DO THIS >> Output all the material that follows, exactly as given.

Records that describe figures >>
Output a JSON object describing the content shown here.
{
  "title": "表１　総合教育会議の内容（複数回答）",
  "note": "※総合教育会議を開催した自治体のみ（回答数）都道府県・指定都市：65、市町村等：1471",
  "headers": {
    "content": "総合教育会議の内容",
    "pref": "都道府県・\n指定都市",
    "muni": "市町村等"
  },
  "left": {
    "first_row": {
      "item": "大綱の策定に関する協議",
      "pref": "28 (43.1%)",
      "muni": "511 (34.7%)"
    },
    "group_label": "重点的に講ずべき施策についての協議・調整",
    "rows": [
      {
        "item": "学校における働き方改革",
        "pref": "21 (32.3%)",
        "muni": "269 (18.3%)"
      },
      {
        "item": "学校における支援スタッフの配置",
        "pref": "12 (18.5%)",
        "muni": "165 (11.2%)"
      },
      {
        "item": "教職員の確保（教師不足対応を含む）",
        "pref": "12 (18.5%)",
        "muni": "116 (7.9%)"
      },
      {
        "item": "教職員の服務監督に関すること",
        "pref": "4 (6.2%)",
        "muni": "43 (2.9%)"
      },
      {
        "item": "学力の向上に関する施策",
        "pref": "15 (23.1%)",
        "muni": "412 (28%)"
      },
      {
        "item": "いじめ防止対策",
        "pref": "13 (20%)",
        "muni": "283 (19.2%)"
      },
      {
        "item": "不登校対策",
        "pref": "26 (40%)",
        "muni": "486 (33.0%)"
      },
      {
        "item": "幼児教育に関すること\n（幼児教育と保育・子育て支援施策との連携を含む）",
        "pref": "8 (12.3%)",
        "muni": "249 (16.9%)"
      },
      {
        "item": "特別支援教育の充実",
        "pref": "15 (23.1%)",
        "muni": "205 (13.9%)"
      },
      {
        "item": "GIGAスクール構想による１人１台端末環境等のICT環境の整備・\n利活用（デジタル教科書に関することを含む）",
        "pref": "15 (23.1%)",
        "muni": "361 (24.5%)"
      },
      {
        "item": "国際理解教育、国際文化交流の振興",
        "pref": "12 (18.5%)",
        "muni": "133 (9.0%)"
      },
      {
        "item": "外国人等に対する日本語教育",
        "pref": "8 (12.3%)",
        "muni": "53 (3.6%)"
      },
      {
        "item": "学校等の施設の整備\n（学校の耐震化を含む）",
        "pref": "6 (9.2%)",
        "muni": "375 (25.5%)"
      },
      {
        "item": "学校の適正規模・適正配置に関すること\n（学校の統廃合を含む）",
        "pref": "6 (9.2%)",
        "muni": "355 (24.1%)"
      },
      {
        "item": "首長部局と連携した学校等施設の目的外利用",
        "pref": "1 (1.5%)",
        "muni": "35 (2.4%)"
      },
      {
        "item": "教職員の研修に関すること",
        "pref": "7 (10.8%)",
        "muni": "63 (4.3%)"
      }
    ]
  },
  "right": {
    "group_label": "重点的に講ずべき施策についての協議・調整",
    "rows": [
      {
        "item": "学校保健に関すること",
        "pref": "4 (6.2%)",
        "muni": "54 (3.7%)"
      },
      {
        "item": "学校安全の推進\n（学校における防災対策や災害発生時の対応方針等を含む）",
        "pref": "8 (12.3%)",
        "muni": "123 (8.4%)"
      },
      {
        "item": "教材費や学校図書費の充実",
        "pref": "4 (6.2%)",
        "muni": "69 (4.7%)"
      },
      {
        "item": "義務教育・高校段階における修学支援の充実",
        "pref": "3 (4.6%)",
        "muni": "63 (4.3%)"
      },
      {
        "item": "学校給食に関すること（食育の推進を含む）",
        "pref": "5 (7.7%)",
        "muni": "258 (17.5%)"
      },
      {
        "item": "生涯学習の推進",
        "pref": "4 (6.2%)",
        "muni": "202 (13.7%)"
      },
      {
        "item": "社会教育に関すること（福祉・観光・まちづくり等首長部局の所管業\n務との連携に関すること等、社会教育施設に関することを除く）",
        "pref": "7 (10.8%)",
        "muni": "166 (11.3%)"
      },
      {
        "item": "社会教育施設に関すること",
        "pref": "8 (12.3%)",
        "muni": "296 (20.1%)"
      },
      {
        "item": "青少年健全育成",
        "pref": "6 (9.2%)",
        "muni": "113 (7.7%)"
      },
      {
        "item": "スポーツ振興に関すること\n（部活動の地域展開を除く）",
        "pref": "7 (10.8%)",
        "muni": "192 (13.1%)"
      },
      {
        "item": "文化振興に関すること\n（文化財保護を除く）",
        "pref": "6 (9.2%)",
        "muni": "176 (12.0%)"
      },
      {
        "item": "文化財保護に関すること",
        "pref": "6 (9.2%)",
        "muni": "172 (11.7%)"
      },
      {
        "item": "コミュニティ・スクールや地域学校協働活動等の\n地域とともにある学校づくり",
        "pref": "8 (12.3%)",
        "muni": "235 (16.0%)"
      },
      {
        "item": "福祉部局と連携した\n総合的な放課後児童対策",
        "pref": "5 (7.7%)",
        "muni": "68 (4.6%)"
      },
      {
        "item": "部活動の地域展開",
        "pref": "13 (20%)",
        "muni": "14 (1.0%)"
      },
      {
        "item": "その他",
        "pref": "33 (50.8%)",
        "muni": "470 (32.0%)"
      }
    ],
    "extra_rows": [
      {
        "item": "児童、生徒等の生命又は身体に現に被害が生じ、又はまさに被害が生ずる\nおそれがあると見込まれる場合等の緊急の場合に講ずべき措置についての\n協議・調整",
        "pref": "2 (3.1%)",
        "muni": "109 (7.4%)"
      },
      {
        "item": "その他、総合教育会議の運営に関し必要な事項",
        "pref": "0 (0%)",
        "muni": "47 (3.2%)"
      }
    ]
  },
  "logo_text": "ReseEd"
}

COMPLETE ANSWER >>
Output a JSON object describing the content shown here.
{
  "title": "表１　総合教育会議の内容（複数回答）",
  "note": "※総合教育会議を開催した自治体のみ（回答数）都道府県・指定都市：65、市町村等：1471",
  "headers": {
    "content": "総合教育会議の内容",
    "pref": "都道府県・\n指定都市",
    "muni": "市町村等"
  },
  "left": {
    "first_row": {
      "item": "大綱の策定に関する協議",
      "pref": "28 (43.1%)",
      "muni": "511 (34.7%)"
    },
    "group_label": "重点的に講ずべき施策についての協議・調整",
    "rows": [
      {
        "item": "学校における働き方改革",
        "pref": "21 (32.3%)",
        "muni": "269 (18.3%)"
      },
      {
        "item": "学校における支援スタッフの配置",
        "pref": "12 (18.5%)",
        "muni": "165 (11.2%)"
      },
      {
        "item": "教職員の確保（教師不足対応を含む）",
        "pref": "12 (18.5%)",
        "muni": "116 (7.9%)"
      },
      {
        "item": "教職員の服務監督に関すること",
        "pref": "4 (6.2%)",
        "muni": "43 (2.9%)"
      },
      {
        "item": "学力の向上に関する施策",
        "pref": "15 (23.1%)",
        "muni": "412 (28%)"
      },
      {
        "item": "いじめ防止対策",
        "pref": "13 (20%)",
        "muni": "283 (19.2%)"
      },
      {
        "item": "不登校対策",
        "pref": "26 (40%)",
        "muni": "486 (33.0%)"
      },
      {
        "item": "幼児教育に関すること\n（幼児教育と保育・子育て支援施策との連携を含む）",
        "pref": "8 (12.3%)",
        "muni": "249 (16.9%)"
      },
      {
        "item": "特別支援教育の充実",
        "pref": "15 (23.1%)",
        "muni": "205 (13.9%)"
      },
      {
        "item": "GIGAスクール構想による１人１台端末環境等のICT環境の整備・\n利活用（デジタル教科書に関することを含む）",
        "pref": "15 (23.1%)",
        "muni": "361 (24.5%)"
      },
      {
        "item": "国際理解教育、国際文化交流の振興",
        "pref": "12 (18.5%)",
        "muni": "133 (9.0%)"
      },
      {
        "item": "外国人等に対する日本語教育",
        "pref": "8 (12.3%)",
        "muni": "53 (3.6%)"
      },
      {
        "item": "学校等の施設の整備\n（学校の耐震化を含む）",
        "pref": "6 (9.2%)",
        "muni": "375 (25.5%)"
      },
      {
        "item": "学校の適正規模・適正配置に関すること\n（学校の統廃合を含む）",
        "pref": "6 (9.2%)",
        "muni": "355 (24.1%)"
      },
      {
        "item": "首長部局と連携した学校等施設の目的外利用",
        "pref": "1 (1.5%)",
        "muni": "35 (2.4%)"
      },
      {
        "item": "教職員の研修に関すること",
        "pref": "7 (10.8%)",
        "muni": "63 (4.3%)"
      }
    ]
  },
  "right": {
    "group_label": "重点的に講ずべき施策についての協議・調整",
    "rows": [
      {
        "item": "学校保健に関すること",
        "pref": "4 (6.2%)",
        "muni": "54 (3.7%)"
      },
      {
        "item": "学校安全の推進\n（学校における防災対策や災害発生時の対応方針等を含む）",
        "pref": "8 (12.3%)",
        "muni": "123 (8.4%)"
      },
      {
        "item": "教材費や学校図書費の充実",
        "pref": "4 (6.2%)",
        "muni": "69 (4.7%)"
      },
      {
        "item": "義務教育・高校段階における修学支援の充実",
        "pref": "3 (4.6%)",
        "muni": "63 (4.3%)"
      },
      {
        "item": "学校給食に関すること（食育の推進を含む）",
        "pref": "5 (7.7%)",
        "muni": "258 (17.5%)"
      },
      {
        "item": "生涯学習の推進",
        "pref": "4 (6.2%)",
        "muni": "202 (13.7%)"
      },
      {
        "item": "社会教育に関すること（福祉・観光・まちづくり等首長部局の所管業\n務との連携に関すること等、社会教育施設に関することを除く）",
        "pref": "7 (10.8%)",
        "muni": "166 (11.3%)"
      },
      {
        "item": "社会教育施設に関すること",
        "pref": "8 (12.3%)",
        "muni": "296 (20.1%)"
      },
      {
        "item": "青少年健全育成",
        "pref": "6 (9.2%)",
        "muni": "113 (7.7%)"
      },
      {
        "item": "スポーツ振興に関すること\n（部活動の地域展開を除く）",
        "pref": "7 (10.8%)",
        "muni": "192 (13.1%)"
      },
      {
        "item": "文化振興に関すること\n（文化財保護を除く）",
        "pref": "6 (9.2%)",
        "muni": "176 (12.0%)"
      },
      {
        "item": "文化財保護に関すること",
        "pref": "6 (9.2%)",
        "muni": "172 (11.7%)"
      },
      {
        "item": "コミュニティ・スクールや地域学校協働活動等の\n地域とともにある学校づくり",
        "pref": "8 (12.3%)",
        "muni": "235 (16.0%)"
      },
      {
        "item": "福祉部局と連携した\n総合的な放課後児童対策",
        "pref": "5 (7.7%)",
        "muni": "68 (4.6%)"
      },
      {
        "item": "部活動の地域展開",
        "pref": "13 (20%)",
        "muni": "14 (1.0%)"
      },
      {
        "item": "その他",
        "pref": "33 (50.8%)",
        "muni": "470 (32.0%)"
      }
    ],
    "extra_rows": [
      {
        "item": "児童、生徒等の生命又は身体に現に被害が生じ、又はまさに被害が生ずる\nおそれがあると見込まれる場合等の緊急の場合に講ずべき措置についての\n協議・調整",
        "pref": "2 (3.1%)",
        "muni": "109 (7.4%)"
      },
      {
        "item": "その他、総合教育会議の運営に関し必要な事項",
        "pref": "0 (0%)",
        "muni": "47 (3.2%)"
      }
    ]
  },
  "logo_text": "ReseEd"
}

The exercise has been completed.